■ Objective
Set each entry down verbatim, omitting images.

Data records
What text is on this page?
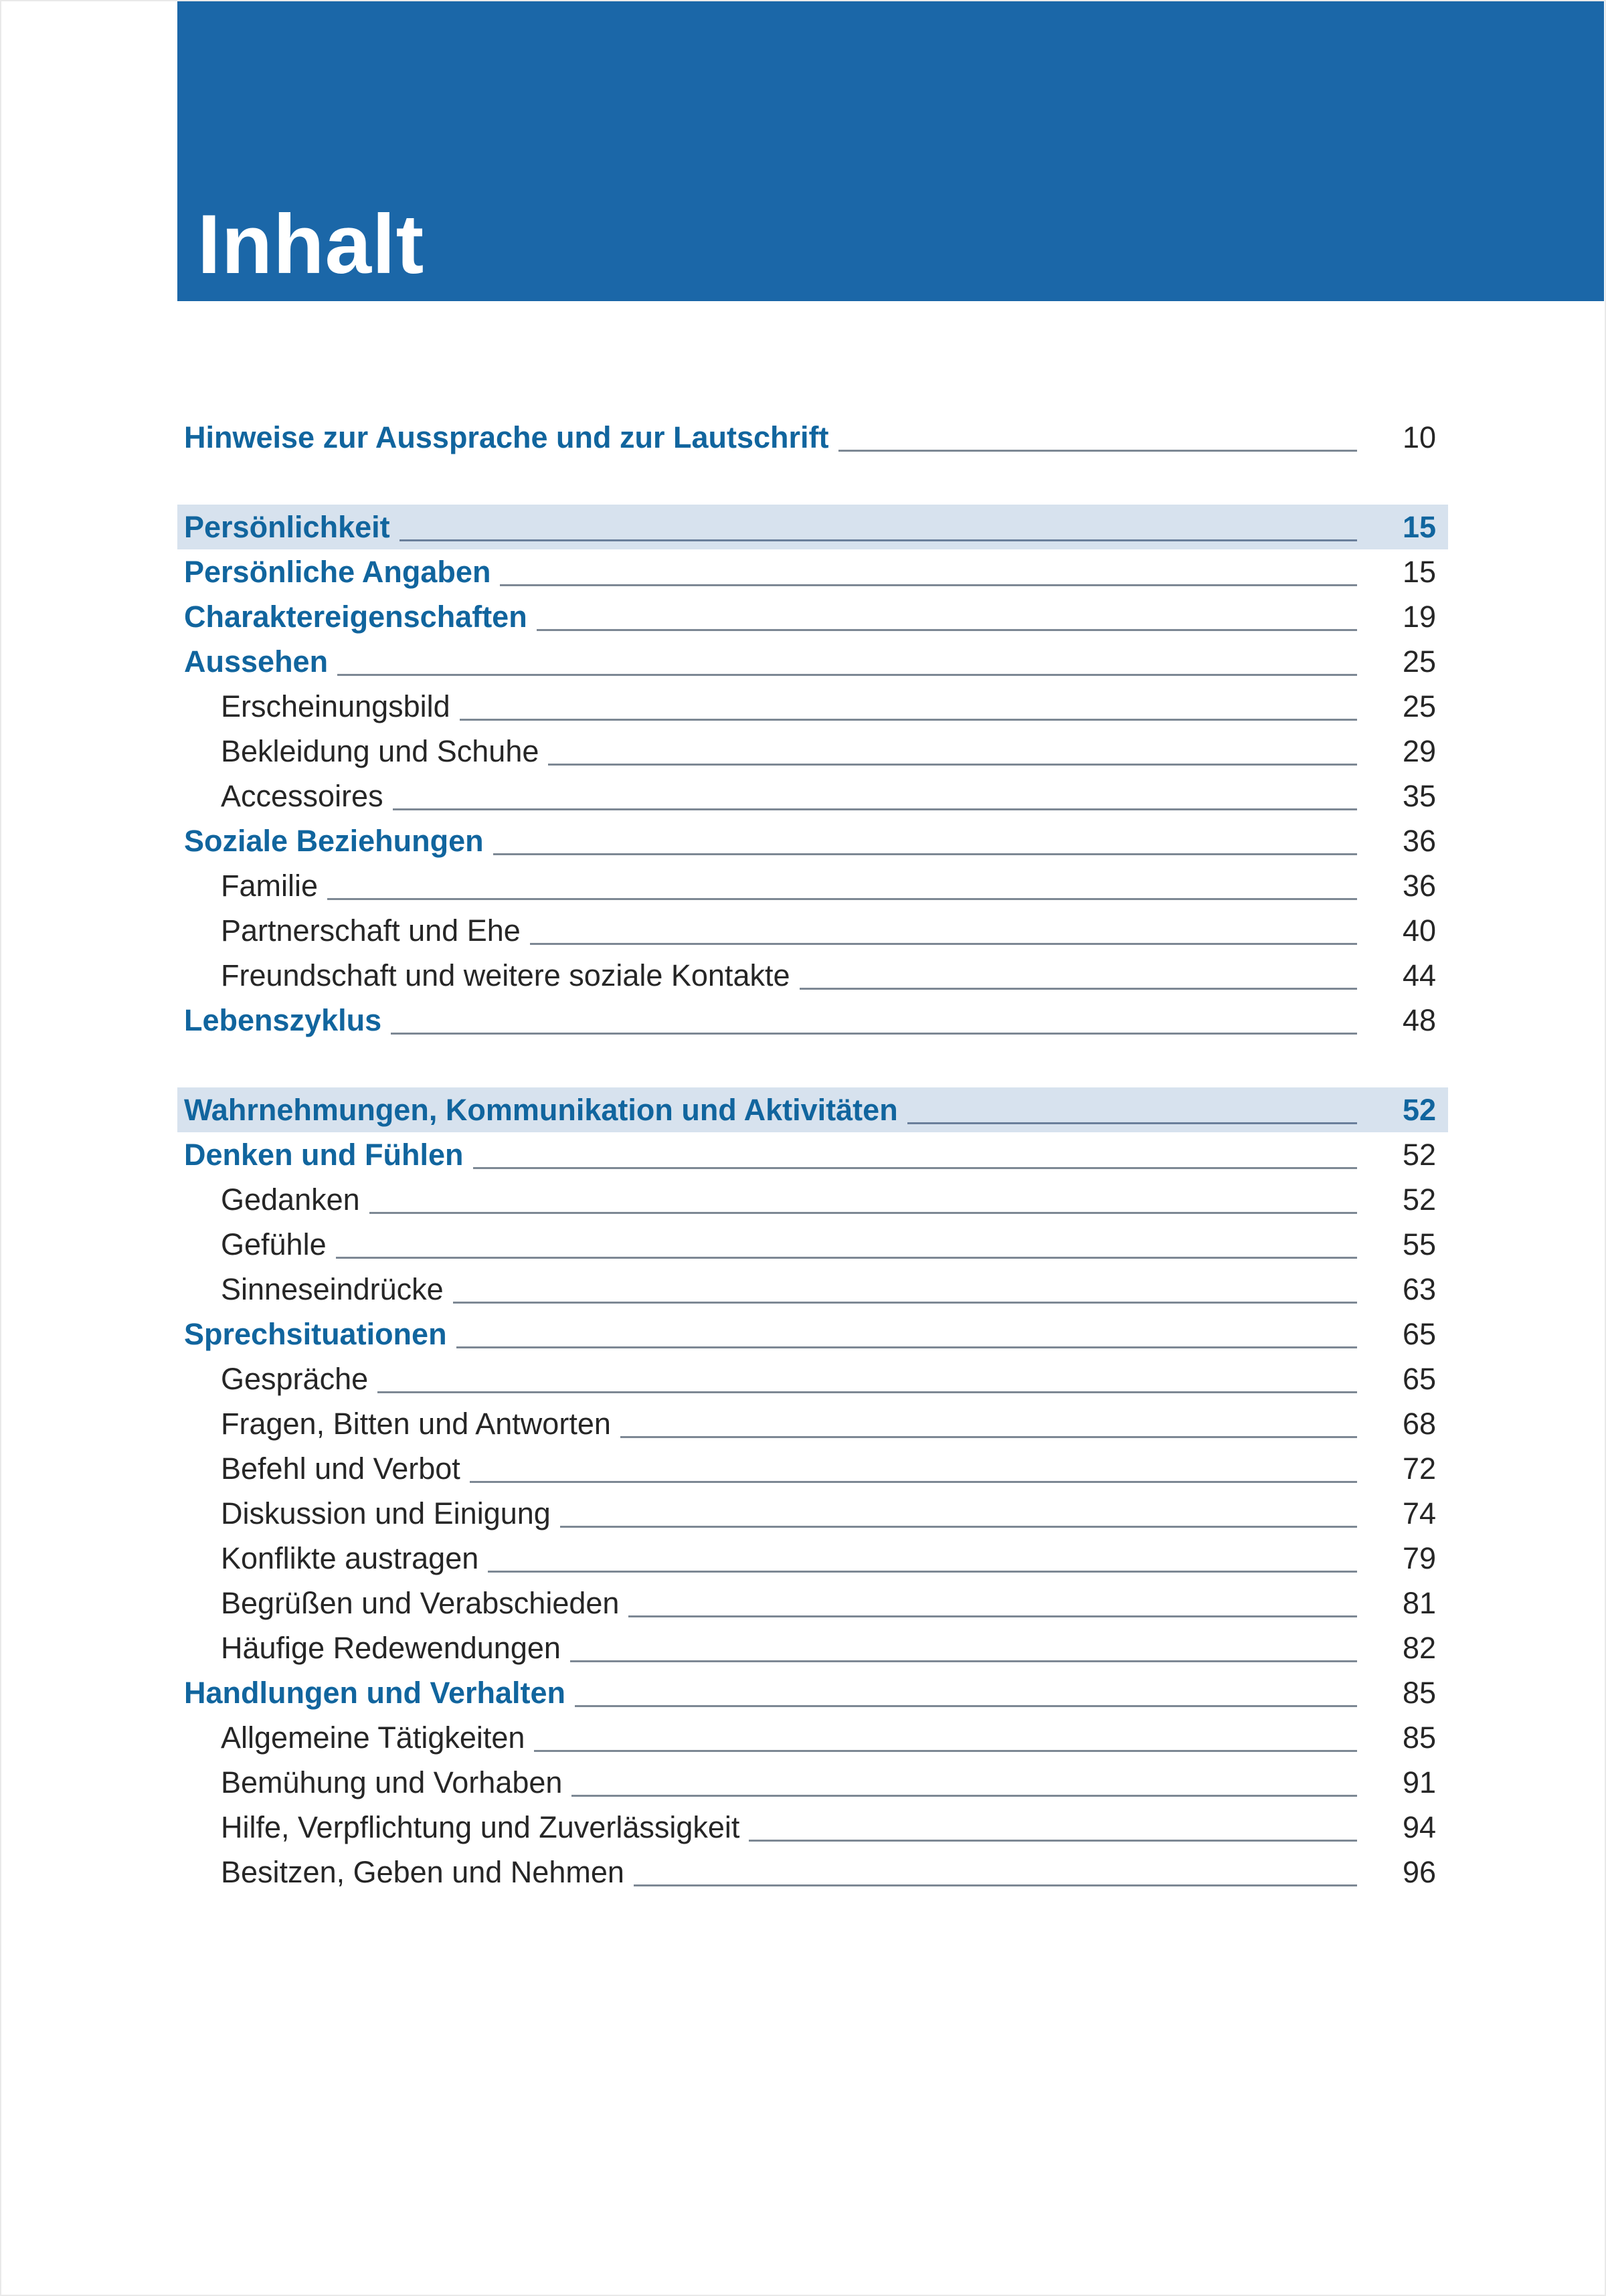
Inhalt
Hinweise zur Aussprache und zur Lautschrift	10
Persönlichkeit	15
Persönliche Angaben	15
Charaktereigenschaften	19
Aussehen	25
Erscheinungsbild	25
Bekleidung und Schuhe	29
Accessoires	35
Soziale Beziehungen	36
Familie	36
Partnerschaft und Ehe	40
Freundschaft und weitere soziale Kontakte	44
Lebenszyklus	48
Wahrnehmungen, Kommunikation und Aktivitäten	52
Denken und Fühlen	52
Gedanken	52
Gefühle	55
Sinneseindrücke	63
Sprechsituationen	65
Gespräche	65
Fragen, Bitten und Antworten	68
Befehl und Verbot	72
Diskussion und Einigung	74
Konflikte austragen	79
Begrüßen und Verabschieden	81
Häufige Redewendungen	82
Handlungen und Verhalten	85
Allgemeine Tätigkeiten	85
Bemühung und Vorhaben	91
Hilfe, Verpflichtung und Zuverlässigkeit	94
Besitzen, Geben und Nehmen	96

■ Finished task
What text is on this page?
Inhalt
Hinweise zur Aussprache und zur Lautschrift	10
Persönlichkeit	15
Persönliche Angaben	15
Charaktereigenschaften	19
Aussehen	25
Erscheinungsbild	25
Bekleidung und Schuhe	29
Accessoires	35
Soziale Beziehungen	36
Familie	36
Partnerschaft und Ehe	40
Freundschaft und weitere soziale Kontakte	44
Lebenszyklus	48
Wahrnehmungen, Kommunikation und Aktivitäten	52
Denken und Fühlen	52
Gedanken	52
Gefühle	55
Sinneseindrücke	63
Sprechsituationen	65
Gespräche	65
Fragen, Bitten und Antworten	68
Befehl und Verbot	72
Diskussion und Einigung	74
Konflikte austragen	79
Begrüßen und Verabschieden	81
Häufige Redewendungen	82
Handlungen und Verhalten	85
Allgemeine Tätigkeiten	85
Bemühung und Vorhaben	91
Hilfe, Verpflichtung und Zuverlässigkeit	94
Besitzen, Geben und Nehmen	96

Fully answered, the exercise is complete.